**Instrução 1:** Reescreva de forma mais breve o parágrafo do texto de leitura que começa com “Na frequência dessa transição”, mantendo seus fatos principais.

● ● ●

A cultura havaiana recuperaria a força em 1898, quando as ilhas se tornaram parte do território americano, cinco anos após a queda da monarquia. O novo governo então viu no turismo uma oportunidade para arrecadar mais dinheiro, e as garotas do hula e os surfistas pareciam ser uma grande forma de promover a imagem do paraíso. Os beach boys locais cobravam dos turistas US$ 1 por aulas de surf de canoa polinésia e prancha. Em 1901, o hotel Moana foi inaugurado. Mas, mesmo assim, o Hawaii ainda era apenas um pequeno ponto no mapa-múndi.

Na frequência dessa transição, nasceu em 1890 Duke Paoa Kahanamoku, que anos mais tarde se tornaria o responsável por atrair as atenções para o arquipélago. Filho de havaianos nativos, Duke cresceu em Waikiki, um bairro de Honolulu, onde floresceu sua paixão pelo mar e por esportes aquáticos – que também contagiou seus cinco irmãos mais novos, especialmente Samuel. Aos 4 anos, seu pai o ensinou a nadar de um jeito ancestral: “Entre na água e sobreviva”.

O NADADOR


Duke, noas Olímpiadas da Antuérpia, em 1920. 

Aos 20 anos, o então desconhecido Duke participou do encontro de nadadores da União Atlética Amadora (AAU). Em sua primeira competição formal, quebrou dois recordes no nado livre: o americano de 50 jardas e o mundial de 100 jardas. No entanto, a organização estadunidense não queria reconhecer os feitos. “A AAU de Nova York pensou que os juízes de Honolulu mediram o percurso incorretamente e que não sabiam usar o cronômetro”, escreveu Sandra Kimberley Hall, amiga de Kahanamoku e autora da biografia Duke: A Great Hawaiian.

Com o descrédito da AAU, os havaianos decidiram juntar dinheiro para mandar Duke aos Estados Unidos, para treinar com a equipe olímpica americana e competir nos Jogos de 1912 em Estocolmo, na Suécia.

● ● ●

**Instrução 2:** Transforme em uma lista JSON de strings, uma para cada linha e sem as linhas em branco, apenas o trecho dos registros que começa na linha que contém “new-row[interactable]: * xyxy=(500,314,1398,345)” e termina na linha que contém “book-label: Book xyxy=(24,476,72,498)”, incluindo essas duas linhas.

● ● ●

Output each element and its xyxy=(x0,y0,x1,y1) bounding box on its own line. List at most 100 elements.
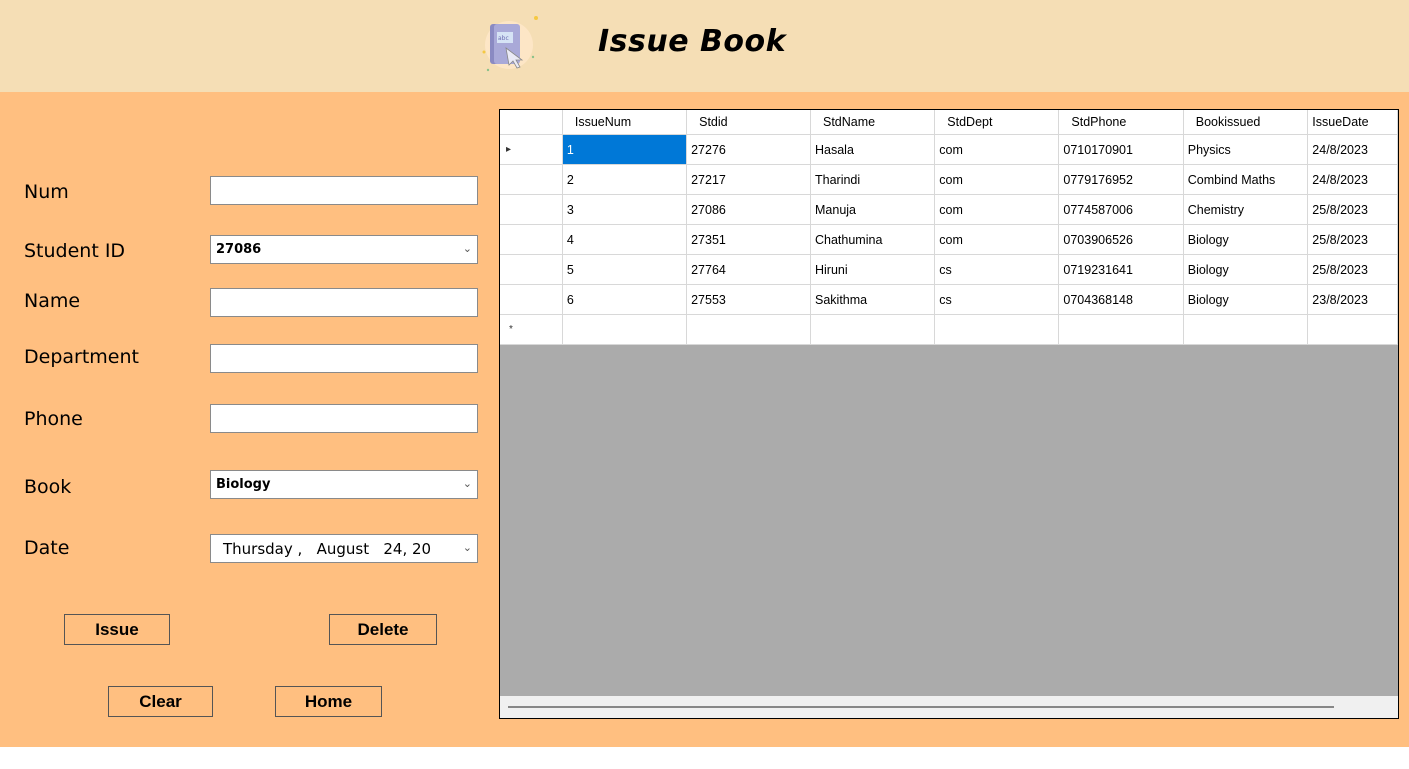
new-row[interactable]: * xyxy=(500,314,1398,345)
table-cell[interactable]: 25/8/2023 xyxy=(1307,224,1398,255)
date-picker[interactable]: Thursday , August 24, 20 ⌄ xyxy=(210,534,478,563)
table-cell[interactable]: Hiruni xyxy=(810,254,936,285)
chevron-down-icon[interactable]: ⌄ xyxy=(460,541,472,554)
table-cell[interactable]: cs xyxy=(934,254,1060,285)
table-row[interactable]: ▸ 1 27276 Hasala com 0710170901 Physics … xyxy=(500,134,1398,165)
column-header[interactable]: Stdid xyxy=(686,110,811,135)
table-cell[interactable]: 27764 xyxy=(686,254,811,285)
table-cell[interactable]: 27276 xyxy=(686,134,811,165)
table-cell[interactable]: cs xyxy=(934,284,1060,315)
table-cell[interactable]: 24/8/2023 xyxy=(1307,164,1398,195)
footer-strip xyxy=(0,747,1409,769)
horizontal-scrollbar[interactable] xyxy=(500,696,1398,718)
table-cell[interactable]: 25/8/2023 xyxy=(1307,194,1398,225)
table-cell[interactable]: Manuja xyxy=(810,194,936,225)
grid-table: IssueNum Stdid StdName StdDept StdPhone … xyxy=(500,110,1398,345)
current-row-indicator-icon[interactable]: ▸ xyxy=(500,134,563,165)
table-cell[interactable]: 0719231641 xyxy=(1058,254,1184,285)
column-header[interactable]: Bookissued xyxy=(1183,110,1309,135)
table-cell[interactable]: 0703906526 xyxy=(1058,224,1184,255)
issued-books-grid[interactable]: IssueNum Stdid StdName StdDept StdPhone … xyxy=(499,109,1399,719)
table-cell[interactable]: Hasala xyxy=(810,134,936,165)
table-cell[interactable]: 0704368148 xyxy=(1058,284,1184,315)
table-cell[interactable]: Biology xyxy=(1183,284,1309,315)
num-input[interactable] xyxy=(210,176,478,205)
table-cell[interactable] xyxy=(686,314,811,345)
row-header[interactable] xyxy=(500,164,563,195)
table-cell[interactable]: 0774587006 xyxy=(1058,194,1184,225)
table-cell[interactable]: 6 xyxy=(562,284,688,315)
row-header[interactable] xyxy=(500,254,563,285)
student-id-value: 27086 xyxy=(216,242,262,257)
scrollbar-thumb[interactable] xyxy=(508,706,1334,708)
row-header[interactable] xyxy=(500,224,563,255)
table-cell[interactable]: 25/8/2023 xyxy=(1307,254,1398,285)
chevron-down-icon[interactable]: ⌄ xyxy=(463,477,472,490)
table-cell[interactable] xyxy=(934,314,1060,345)
book-label: Book xyxy=(24,476,72,498)
row-header[interactable] xyxy=(500,284,563,315)
column-header[interactable]: StdDept xyxy=(934,110,1060,135)
table-cell[interactable]: 27553 xyxy=(686,284,811,315)
table-cell[interactable]: com xyxy=(934,194,1060,225)
table-cell[interactable]: 5 xyxy=(562,254,688,285)
table-cell[interactable]: Tharindi xyxy=(810,164,936,195)
phone-label: Phone xyxy=(24,408,83,430)
page-title: Issue Book xyxy=(598,24,787,59)
book-value: Biology xyxy=(216,477,271,492)
table-cell[interactable] xyxy=(1307,314,1398,345)
name-label: Name xyxy=(24,290,81,312)
table-cell[interactable]: 1 xyxy=(562,134,688,165)
table-cell[interactable]: 27086 xyxy=(686,194,811,225)
table-cell[interactable]: Biology xyxy=(1183,224,1309,255)
table-cell[interactable]: Chathumina xyxy=(810,224,936,255)
table-cell[interactable] xyxy=(1183,314,1309,345)
table-cell[interactable]: 24/8/2023 xyxy=(1307,134,1398,165)
column-header[interactable]: IssueNum xyxy=(562,110,688,135)
department-input[interactable] xyxy=(210,344,478,373)
table-cell[interactable] xyxy=(562,314,688,345)
column-header[interactable]: IssueDate xyxy=(1307,110,1398,135)
phone-input[interactable] xyxy=(210,404,478,433)
table-cell[interactable]: 0710170901 xyxy=(1058,134,1184,165)
date-label: Date xyxy=(24,537,70,559)
department-label: Department xyxy=(24,346,139,368)
table-cell[interactable]: com xyxy=(934,134,1060,165)
table-cell[interactable]: Combind Maths xyxy=(1183,164,1309,195)
clear-button[interactable]: Clear xyxy=(108,686,213,717)
table-cell[interactable]: 4 xyxy=(562,224,688,255)
table-row[interactable]: 6 27553 Sakithma cs 0704368148 Biology 2… xyxy=(500,284,1398,315)
table-row[interactable]: 4 27351 Chathumina com 0703906526 Biolog… xyxy=(500,224,1398,255)
table-cell[interactable]: com xyxy=(934,224,1060,255)
home-button[interactable]: Home xyxy=(275,686,382,717)
header-bar: abc Issue Book xyxy=(0,0,1409,92)
table-cell[interactable] xyxy=(810,314,936,345)
table-cell[interactable]: 3 xyxy=(562,194,688,225)
table-cell[interactable]: 0779176952 xyxy=(1058,164,1184,195)
student-id-combobox[interactable]: 27086 ⌄ xyxy=(210,235,478,264)
table-cell[interactable]: Sakithma xyxy=(810,284,936,315)
table-row[interactable]: 2 27217 Tharindi com 0779176952 Combind … xyxy=(500,164,1398,195)
chevron-down-icon[interactable]: ⌄ xyxy=(463,242,472,255)
table-cell[interactable]: Physics xyxy=(1183,134,1309,165)
name-input[interactable] xyxy=(210,288,478,317)
book-combobox[interactable]: Biology ⌄ xyxy=(210,470,478,499)
table-cell[interactable]: 27351 xyxy=(686,224,811,255)
issue-button[interactable]: Issue xyxy=(64,614,170,645)
delete-button[interactable]: Delete xyxy=(329,614,437,645)
table-cell[interactable]: com xyxy=(934,164,1060,195)
table-cell[interactable]: Chemistry xyxy=(1183,194,1309,225)
row-header-corner xyxy=(500,110,563,135)
table-cell[interactable] xyxy=(1058,314,1184,345)
new-row-indicator-icon[interactable]: * xyxy=(500,314,563,345)
table-cell[interactable]: 27217 xyxy=(686,164,811,195)
table-cell[interactable]: Biology xyxy=(1183,254,1309,285)
column-header[interactable]: StdName xyxy=(810,110,936,135)
num-label: Num xyxy=(24,181,69,203)
row-header[interactable] xyxy=(500,194,563,225)
table-row[interactable]: 5 27764 Hiruni cs 0719231641 Biology 25/… xyxy=(500,254,1398,285)
table-cell[interactable]: 23/8/2023 xyxy=(1307,284,1398,315)
table-cell[interactable]: 2 xyxy=(562,164,688,195)
table-row[interactable]: 3 27086 Manuja com 0774587006 Chemistry … xyxy=(500,194,1398,225)
column-header[interactable]: StdPhone xyxy=(1058,110,1184,135)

● ● ●

**Resposta escrita 1:** Duke Paoa Kahanamoku nasceu em 1890, durante essa transição, e anos depois atrairia as atenções para o arquipélago. Filho de havaianos nativos, cresceu em Waikiki, bairro de Honolulu, onde nasceu sua paixão pelo mar e pelos esportes aquáticos, que contagiou também seus cinco irmãos mais novos, sobretudo Samuel. Aos 4 anos, aprendeu a nadar com o pai de um jeito ancestral: “Entre na água e sobreviva”.

**Resposta escrita 2:**
[
  "new-row[interactable]: * xyxy=(500,314,1398,345)",
  "table-cell[interactable]: 25/8/2023 xyxy=(1307,224,1398,255)",
  "date-picker[interactable]: Thursday , August 24, 20 ⌄ xyxy=(210,534,478,563)",
  "table-cell[interactable]: Hiruni xyxy=(810,254,936,285)",
  "chevron-down-icon[interactable]: ⌄ xyxy=(460,541,472,554)",
  "table-cell[interactable]: cs xyxy=(934,254,1060,285)",
  "table-row[interactable]: ▸ 1 27276 Hasala com 0710170901 Physics … xyxy=(500,134,1398,165)",
  "column-header[interactable]: Stdid xyxy=(686,110,811,135)",
  "table-cell[interactable]: 27764 xyxy=(686,254,811,285)",
  "table-cell[interactable]: 27276 xyxy=(686,134,811,165)",
  "table-cell[interactable]: cs xyxy=(934,284,1060,315)",
  "table-cell[interactable]: 24/8/2023 xyxy=(1307,164,1398,195)",
  "footer-strip xyxy=(0,747,1409,769)",
  "horizontal-scrollbar[interactable] xyxy=(500,696,1398,718)",
  "table-cell[interactable]: 25/8/2023 xyxy=(1307,194,1398,225)",
  "table-cell[interactable]: Manuja xyxy=(810,194,936,225)",
  "grid-table: IssueNum Stdid StdName StdDept StdPhone … xyxy=(500,110,1398,345)",
  "current-row-indicator-icon[interactable]: ▸ xyxy=(500,134,563,165)",
  "table-cell[interactable]: 0719231641 xyxy=(1058,254,1184,285)",
  "column-header[interactable]: Bookissued xyxy=(1183,110,1309,135)",
  "table-cell[interactable]: 0703906526 xyxy=(1058,224,1184,255)",
  "issued-books-grid[interactable]: IssueNum Stdid StdName StdDept StdPhone … xyxy=(499,109,1399,719)",
  "table-cell[interactable]: Hasala xyxy=(810,134,936,165)",
  "table-cell[interactable]: 0704368148 xyxy=(1058,284,1184,315)",
  "table-cell[interactable]: Biology xyxy=(1183,284,1309,315)",
  "num-input[interactable] xyxy=(210,176,478,205)",
  "table-cell[interactable] xyxy=(686,314,811,345)",
  "row-header[interactable] xyxy=(500,164,563,195)",
  "table-cell[interactable]: 0774587006 xyxy=(1058,194,1184,225)",
  "table-cell[interactable]: 6 xyxy=(562,284,688,315)",
  "row-header[interactable] xyxy=(500,254,563,285)",
  "student-id-value: 27086 xyxy=(216,242,262,257)",
  "scrollbar-thumb[interactable] xyxy=(508,706,1334,708)",
  "row-header[interactable] xyxy=(500,224,563,255)",
  "table-cell[interactable]: 25/8/2023 xyxy=(1307,254,1398,285)",
  "chevron-down-icon[interactable]: ⌄ xyxy=(463,477,472,490)",
  "table-cell[interactable] xyxy=(934,314,1060,345)",
  "book-label: Book xyxy=(24,476,72,498)"
]